The exercise: Determine how many lines in the data below contain "this" and write only that number.

>>

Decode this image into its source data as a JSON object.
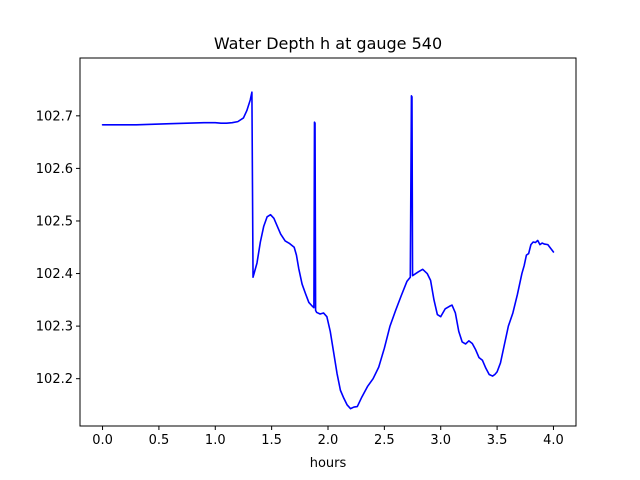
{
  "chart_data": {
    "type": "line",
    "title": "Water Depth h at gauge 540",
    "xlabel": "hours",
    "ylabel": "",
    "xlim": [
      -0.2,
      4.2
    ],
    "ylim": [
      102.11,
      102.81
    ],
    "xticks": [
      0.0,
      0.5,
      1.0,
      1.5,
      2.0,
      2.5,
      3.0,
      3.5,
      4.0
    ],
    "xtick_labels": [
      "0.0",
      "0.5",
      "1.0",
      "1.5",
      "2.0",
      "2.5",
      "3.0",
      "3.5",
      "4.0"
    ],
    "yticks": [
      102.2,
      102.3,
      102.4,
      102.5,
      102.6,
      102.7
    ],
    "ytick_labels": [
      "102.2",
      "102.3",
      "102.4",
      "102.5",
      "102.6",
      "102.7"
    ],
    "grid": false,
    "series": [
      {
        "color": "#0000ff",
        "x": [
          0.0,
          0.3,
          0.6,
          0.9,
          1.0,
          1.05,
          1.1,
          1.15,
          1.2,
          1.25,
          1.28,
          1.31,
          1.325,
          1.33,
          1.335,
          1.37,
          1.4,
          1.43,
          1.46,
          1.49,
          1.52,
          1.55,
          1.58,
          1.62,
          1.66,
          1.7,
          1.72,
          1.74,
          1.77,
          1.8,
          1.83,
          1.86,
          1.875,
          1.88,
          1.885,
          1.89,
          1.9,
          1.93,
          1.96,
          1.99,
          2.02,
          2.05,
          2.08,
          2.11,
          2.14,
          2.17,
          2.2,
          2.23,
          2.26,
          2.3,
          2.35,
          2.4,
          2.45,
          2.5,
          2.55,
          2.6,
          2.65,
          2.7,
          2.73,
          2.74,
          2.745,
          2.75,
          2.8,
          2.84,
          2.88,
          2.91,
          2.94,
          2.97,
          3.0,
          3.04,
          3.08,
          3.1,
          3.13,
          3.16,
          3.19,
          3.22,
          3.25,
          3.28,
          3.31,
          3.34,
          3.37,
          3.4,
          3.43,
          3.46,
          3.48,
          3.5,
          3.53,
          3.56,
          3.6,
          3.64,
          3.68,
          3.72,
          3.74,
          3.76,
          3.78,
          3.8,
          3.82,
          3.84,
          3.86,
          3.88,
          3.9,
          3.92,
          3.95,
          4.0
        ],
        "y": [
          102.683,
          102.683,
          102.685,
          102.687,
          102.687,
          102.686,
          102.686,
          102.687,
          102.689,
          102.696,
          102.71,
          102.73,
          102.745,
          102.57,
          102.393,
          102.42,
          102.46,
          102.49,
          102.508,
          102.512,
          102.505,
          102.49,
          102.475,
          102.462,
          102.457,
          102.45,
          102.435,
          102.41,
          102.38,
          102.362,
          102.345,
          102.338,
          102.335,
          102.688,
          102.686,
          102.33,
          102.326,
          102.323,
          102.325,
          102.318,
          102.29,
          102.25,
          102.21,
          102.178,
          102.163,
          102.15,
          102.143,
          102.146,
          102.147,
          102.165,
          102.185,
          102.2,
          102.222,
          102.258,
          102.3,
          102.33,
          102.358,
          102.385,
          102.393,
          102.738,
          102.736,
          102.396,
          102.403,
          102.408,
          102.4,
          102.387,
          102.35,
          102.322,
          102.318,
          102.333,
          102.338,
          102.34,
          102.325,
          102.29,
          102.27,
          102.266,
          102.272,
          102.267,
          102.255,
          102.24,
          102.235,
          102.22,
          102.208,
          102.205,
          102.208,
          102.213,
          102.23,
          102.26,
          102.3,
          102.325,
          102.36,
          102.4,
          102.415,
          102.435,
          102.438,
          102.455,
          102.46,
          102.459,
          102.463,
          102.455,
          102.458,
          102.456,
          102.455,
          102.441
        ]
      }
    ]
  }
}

<<
>>

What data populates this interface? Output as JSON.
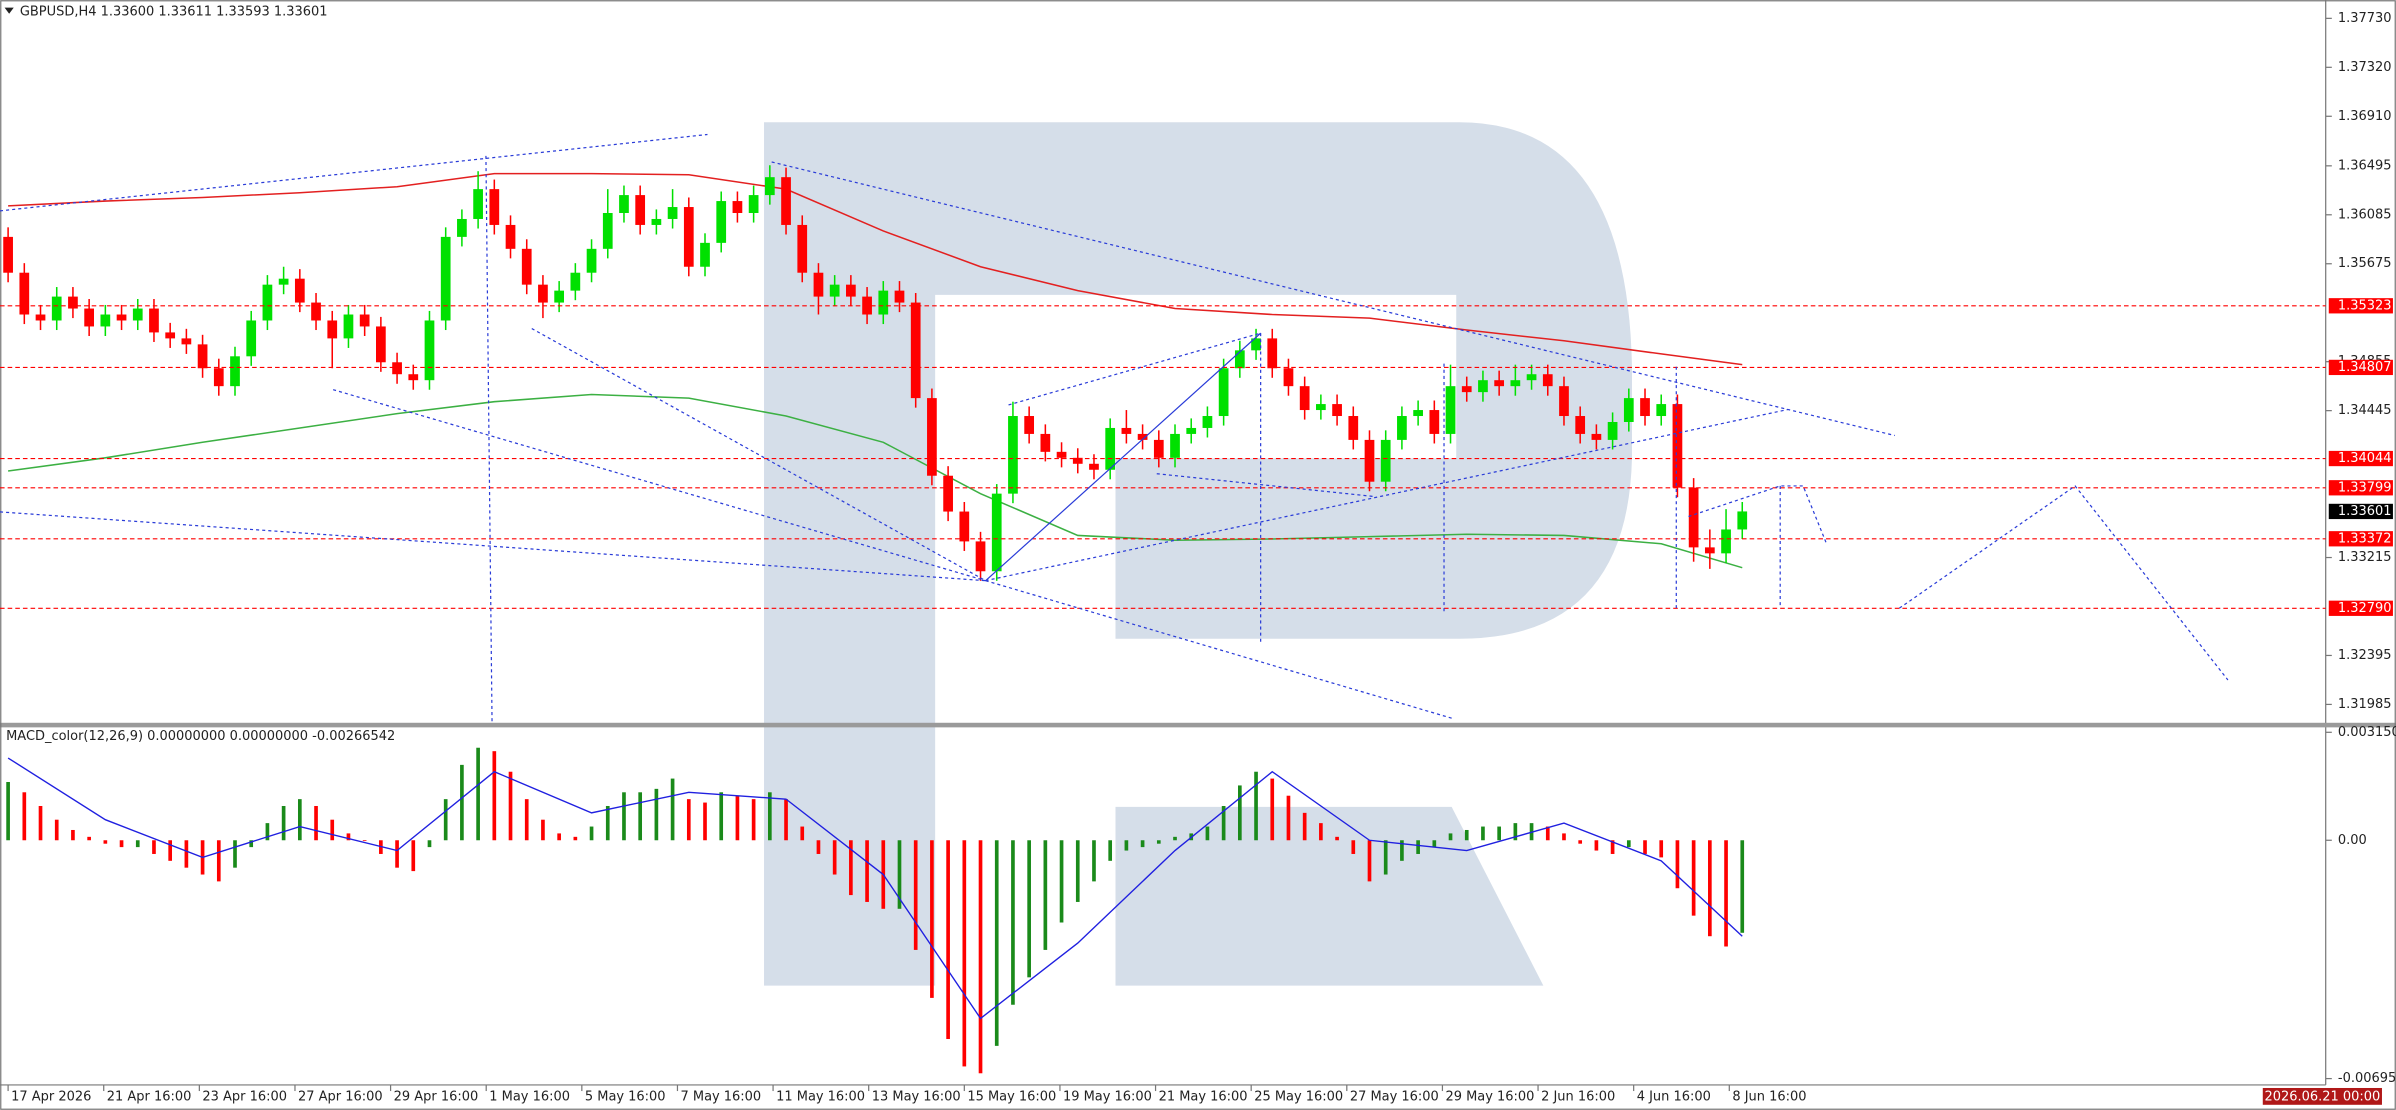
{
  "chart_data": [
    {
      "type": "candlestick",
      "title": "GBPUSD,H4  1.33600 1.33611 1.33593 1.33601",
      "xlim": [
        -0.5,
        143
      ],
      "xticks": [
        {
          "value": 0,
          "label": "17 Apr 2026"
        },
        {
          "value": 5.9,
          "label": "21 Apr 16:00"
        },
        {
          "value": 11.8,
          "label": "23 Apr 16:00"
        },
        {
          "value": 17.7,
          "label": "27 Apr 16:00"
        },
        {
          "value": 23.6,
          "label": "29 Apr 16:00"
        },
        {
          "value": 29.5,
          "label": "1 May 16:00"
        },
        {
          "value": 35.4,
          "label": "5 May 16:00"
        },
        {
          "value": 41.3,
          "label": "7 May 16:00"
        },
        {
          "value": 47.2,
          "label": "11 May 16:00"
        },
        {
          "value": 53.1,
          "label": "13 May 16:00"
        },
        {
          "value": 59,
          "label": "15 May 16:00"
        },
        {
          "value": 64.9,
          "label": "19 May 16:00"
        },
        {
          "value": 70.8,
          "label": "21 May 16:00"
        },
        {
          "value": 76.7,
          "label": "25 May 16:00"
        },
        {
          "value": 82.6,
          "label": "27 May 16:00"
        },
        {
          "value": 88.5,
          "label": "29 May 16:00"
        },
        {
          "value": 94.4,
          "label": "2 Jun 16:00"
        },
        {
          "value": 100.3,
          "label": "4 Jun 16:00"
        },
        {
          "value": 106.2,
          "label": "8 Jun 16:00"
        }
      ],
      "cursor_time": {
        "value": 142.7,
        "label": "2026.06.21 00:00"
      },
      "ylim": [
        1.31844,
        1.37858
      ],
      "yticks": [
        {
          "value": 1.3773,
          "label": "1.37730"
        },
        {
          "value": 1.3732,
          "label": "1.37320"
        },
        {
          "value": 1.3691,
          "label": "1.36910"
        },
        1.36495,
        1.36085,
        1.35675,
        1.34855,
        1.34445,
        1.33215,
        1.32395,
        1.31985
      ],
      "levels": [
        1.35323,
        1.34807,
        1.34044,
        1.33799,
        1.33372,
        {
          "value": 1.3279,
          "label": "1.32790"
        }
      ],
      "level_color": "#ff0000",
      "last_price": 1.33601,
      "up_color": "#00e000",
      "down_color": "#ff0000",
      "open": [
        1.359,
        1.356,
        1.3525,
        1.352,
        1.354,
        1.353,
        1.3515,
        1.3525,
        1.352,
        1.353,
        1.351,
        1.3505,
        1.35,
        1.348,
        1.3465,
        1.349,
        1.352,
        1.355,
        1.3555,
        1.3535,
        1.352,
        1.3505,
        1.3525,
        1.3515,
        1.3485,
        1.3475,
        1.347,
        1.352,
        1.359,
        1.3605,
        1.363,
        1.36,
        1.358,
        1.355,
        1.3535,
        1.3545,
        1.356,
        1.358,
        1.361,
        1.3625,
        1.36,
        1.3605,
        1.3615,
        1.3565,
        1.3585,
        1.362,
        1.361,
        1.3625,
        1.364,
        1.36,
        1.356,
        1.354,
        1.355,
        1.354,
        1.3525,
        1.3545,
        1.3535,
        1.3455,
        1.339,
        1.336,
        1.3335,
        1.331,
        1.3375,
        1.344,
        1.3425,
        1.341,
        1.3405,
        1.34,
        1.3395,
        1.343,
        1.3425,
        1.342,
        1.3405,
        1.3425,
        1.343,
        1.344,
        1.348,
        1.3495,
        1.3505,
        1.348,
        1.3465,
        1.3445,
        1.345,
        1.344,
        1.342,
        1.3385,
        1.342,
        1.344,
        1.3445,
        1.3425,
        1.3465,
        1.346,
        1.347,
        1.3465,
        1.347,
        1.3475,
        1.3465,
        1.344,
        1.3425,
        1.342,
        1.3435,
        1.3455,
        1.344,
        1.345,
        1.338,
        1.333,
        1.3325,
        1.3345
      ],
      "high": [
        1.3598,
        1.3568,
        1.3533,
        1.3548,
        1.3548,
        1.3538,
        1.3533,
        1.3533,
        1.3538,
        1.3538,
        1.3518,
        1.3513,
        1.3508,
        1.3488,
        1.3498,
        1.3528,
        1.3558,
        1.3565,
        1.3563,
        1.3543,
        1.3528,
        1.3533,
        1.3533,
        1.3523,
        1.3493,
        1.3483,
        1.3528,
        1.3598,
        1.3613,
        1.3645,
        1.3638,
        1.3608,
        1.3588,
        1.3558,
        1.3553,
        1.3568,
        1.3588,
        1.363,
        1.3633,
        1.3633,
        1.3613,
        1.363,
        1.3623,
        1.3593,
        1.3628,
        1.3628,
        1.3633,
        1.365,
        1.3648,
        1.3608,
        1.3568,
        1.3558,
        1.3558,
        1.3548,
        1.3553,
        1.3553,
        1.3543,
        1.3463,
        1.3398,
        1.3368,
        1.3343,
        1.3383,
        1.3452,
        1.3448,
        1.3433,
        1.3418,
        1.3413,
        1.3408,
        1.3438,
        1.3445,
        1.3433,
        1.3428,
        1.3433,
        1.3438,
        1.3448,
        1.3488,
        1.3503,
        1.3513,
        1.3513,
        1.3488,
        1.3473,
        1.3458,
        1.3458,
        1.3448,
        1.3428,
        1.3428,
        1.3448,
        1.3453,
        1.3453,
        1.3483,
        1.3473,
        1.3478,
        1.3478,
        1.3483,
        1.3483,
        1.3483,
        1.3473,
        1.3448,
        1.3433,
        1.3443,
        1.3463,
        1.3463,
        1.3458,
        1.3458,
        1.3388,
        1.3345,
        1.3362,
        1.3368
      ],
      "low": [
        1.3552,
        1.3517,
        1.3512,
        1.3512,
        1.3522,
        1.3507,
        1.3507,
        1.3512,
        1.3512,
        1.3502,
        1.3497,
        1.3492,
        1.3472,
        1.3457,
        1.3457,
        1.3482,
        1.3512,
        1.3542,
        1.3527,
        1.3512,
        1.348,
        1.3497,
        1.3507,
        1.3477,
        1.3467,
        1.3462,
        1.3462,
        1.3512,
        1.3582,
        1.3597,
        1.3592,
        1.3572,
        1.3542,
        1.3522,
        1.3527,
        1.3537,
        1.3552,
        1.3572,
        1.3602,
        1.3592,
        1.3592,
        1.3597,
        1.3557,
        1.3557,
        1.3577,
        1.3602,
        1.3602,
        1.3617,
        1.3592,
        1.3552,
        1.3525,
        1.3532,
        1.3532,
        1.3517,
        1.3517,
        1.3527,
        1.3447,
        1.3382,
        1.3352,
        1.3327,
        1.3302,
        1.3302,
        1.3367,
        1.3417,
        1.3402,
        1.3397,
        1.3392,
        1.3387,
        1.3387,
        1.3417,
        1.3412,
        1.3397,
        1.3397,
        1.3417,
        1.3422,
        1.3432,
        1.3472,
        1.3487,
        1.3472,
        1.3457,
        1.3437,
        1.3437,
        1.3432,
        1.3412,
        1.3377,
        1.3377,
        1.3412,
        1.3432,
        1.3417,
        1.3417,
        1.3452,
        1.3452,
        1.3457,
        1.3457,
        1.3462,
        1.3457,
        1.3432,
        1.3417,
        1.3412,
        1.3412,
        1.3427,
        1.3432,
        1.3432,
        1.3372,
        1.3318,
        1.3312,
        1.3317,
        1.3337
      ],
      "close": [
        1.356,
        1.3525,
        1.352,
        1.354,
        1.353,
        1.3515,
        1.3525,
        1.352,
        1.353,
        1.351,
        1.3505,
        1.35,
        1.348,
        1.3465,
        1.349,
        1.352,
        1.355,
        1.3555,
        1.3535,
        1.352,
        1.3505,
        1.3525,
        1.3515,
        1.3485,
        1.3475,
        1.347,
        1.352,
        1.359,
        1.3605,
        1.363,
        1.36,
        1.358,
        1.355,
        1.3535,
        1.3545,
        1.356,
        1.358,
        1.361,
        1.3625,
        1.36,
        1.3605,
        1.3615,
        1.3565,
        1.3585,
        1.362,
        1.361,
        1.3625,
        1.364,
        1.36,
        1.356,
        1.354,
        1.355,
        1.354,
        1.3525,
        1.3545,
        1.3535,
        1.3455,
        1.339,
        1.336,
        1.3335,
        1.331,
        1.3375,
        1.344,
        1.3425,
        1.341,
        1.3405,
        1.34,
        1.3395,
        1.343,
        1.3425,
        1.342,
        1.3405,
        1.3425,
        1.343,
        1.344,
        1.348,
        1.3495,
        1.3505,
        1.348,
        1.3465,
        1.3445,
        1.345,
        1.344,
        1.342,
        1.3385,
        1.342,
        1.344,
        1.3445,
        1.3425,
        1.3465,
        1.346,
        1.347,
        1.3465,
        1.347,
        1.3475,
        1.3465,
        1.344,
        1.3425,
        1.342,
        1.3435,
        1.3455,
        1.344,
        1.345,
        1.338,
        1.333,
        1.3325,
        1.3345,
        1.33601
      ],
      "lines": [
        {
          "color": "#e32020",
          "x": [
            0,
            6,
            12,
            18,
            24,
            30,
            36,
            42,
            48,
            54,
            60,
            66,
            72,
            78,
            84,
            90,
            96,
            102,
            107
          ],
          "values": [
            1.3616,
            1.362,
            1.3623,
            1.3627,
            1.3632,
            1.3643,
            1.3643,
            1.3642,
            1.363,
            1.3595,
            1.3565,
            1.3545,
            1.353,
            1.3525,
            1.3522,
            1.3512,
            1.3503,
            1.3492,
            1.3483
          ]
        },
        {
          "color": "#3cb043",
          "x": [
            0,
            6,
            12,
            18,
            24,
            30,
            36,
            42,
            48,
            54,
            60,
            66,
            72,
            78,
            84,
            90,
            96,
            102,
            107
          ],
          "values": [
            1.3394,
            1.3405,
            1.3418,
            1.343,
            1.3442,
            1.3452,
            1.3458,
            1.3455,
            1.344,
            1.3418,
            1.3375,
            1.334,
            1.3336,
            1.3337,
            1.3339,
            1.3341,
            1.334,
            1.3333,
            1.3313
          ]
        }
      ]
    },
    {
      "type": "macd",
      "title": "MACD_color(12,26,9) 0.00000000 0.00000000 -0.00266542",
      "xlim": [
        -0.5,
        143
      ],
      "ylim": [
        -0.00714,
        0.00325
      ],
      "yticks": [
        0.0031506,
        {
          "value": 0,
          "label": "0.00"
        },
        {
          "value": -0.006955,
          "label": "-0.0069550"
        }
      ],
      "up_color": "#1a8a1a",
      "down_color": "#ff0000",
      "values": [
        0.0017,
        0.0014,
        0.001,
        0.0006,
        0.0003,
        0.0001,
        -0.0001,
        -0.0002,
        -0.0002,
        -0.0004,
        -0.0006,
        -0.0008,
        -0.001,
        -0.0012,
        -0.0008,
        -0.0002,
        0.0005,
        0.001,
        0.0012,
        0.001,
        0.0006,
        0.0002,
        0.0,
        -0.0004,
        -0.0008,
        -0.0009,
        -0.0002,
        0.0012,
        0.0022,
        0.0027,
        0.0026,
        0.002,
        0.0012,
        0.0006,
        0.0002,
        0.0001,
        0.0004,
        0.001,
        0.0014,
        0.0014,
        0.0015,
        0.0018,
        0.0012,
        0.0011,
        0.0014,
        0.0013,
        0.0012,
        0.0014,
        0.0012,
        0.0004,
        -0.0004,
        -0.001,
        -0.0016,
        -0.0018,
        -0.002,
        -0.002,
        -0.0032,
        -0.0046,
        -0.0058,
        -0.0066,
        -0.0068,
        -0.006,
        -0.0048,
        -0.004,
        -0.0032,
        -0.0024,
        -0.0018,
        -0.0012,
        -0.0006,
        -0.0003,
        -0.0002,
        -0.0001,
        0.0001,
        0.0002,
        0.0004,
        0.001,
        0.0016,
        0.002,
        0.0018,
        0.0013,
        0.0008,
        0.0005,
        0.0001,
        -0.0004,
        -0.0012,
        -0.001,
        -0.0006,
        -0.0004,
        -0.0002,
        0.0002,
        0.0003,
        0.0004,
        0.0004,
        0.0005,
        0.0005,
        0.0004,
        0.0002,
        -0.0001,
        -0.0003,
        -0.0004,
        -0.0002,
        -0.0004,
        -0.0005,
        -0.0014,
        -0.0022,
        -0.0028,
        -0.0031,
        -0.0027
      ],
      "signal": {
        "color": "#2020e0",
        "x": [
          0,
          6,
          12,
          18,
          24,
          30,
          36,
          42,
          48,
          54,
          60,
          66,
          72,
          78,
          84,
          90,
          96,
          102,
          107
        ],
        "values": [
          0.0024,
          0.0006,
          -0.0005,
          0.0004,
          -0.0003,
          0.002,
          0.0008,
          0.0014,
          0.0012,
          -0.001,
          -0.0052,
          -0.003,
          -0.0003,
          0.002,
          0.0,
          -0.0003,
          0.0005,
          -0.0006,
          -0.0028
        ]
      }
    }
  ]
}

<<
>>

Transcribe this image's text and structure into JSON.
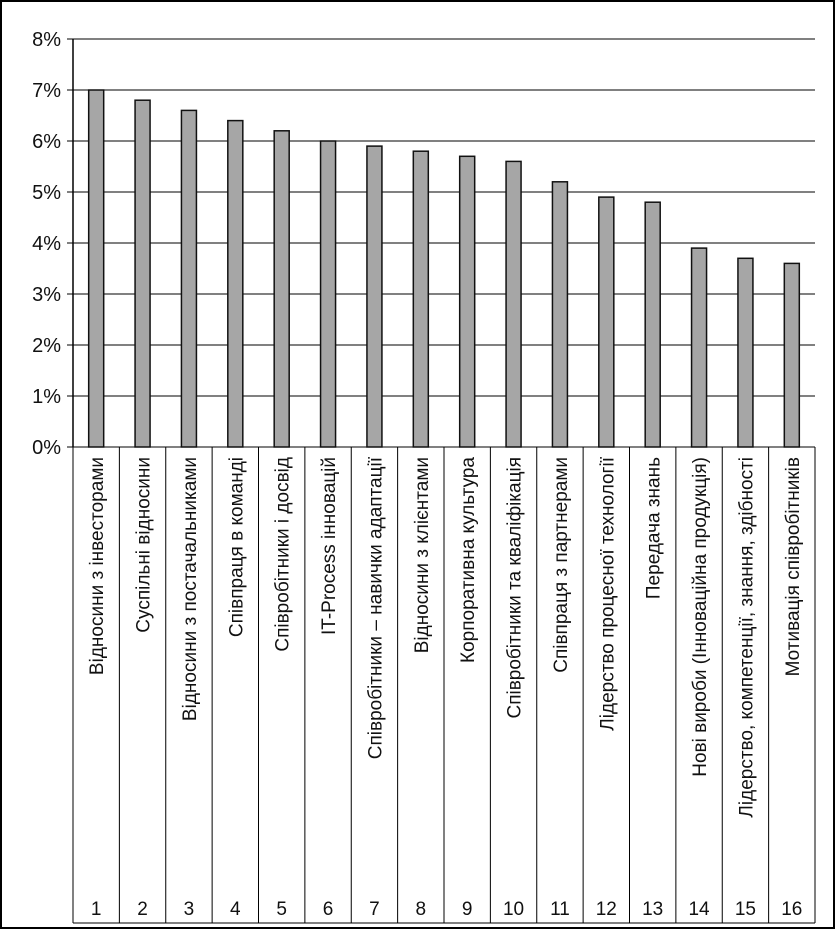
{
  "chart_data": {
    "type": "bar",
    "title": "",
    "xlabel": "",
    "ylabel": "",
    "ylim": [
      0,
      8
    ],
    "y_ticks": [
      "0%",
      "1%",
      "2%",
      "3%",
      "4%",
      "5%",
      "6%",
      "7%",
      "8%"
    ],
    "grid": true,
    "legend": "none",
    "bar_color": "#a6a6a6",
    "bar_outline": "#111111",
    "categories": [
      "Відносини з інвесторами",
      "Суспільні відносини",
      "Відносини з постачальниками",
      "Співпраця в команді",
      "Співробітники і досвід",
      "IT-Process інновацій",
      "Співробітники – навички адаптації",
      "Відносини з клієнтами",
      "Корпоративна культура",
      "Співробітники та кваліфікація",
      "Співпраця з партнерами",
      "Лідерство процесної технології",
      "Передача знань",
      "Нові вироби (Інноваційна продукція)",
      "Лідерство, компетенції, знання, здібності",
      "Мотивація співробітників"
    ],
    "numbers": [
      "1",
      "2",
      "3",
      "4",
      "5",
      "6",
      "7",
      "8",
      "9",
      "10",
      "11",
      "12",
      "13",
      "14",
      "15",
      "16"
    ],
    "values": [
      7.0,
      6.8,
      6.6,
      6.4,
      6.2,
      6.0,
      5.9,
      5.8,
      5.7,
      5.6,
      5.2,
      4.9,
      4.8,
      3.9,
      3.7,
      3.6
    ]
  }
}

<<

Task answer: 3